Prompt → Search the entries below. Return every line that has "месту" in it.

----

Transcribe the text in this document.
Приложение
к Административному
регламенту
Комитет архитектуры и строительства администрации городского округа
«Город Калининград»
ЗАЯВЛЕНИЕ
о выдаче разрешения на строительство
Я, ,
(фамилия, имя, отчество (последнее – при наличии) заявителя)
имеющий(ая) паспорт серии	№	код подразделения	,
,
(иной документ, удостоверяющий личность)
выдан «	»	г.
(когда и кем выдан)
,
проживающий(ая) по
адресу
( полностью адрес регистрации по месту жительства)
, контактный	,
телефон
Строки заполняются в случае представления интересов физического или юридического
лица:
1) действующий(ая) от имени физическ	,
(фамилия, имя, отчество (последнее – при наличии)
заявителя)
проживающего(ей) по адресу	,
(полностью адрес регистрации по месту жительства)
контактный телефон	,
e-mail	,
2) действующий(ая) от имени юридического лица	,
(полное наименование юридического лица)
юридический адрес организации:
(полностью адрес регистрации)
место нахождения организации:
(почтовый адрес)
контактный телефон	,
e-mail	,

----

Result for this exercise →
( полностью адрес регистрации по месту жительства)
(полностью адрес регистрации по месту жительства)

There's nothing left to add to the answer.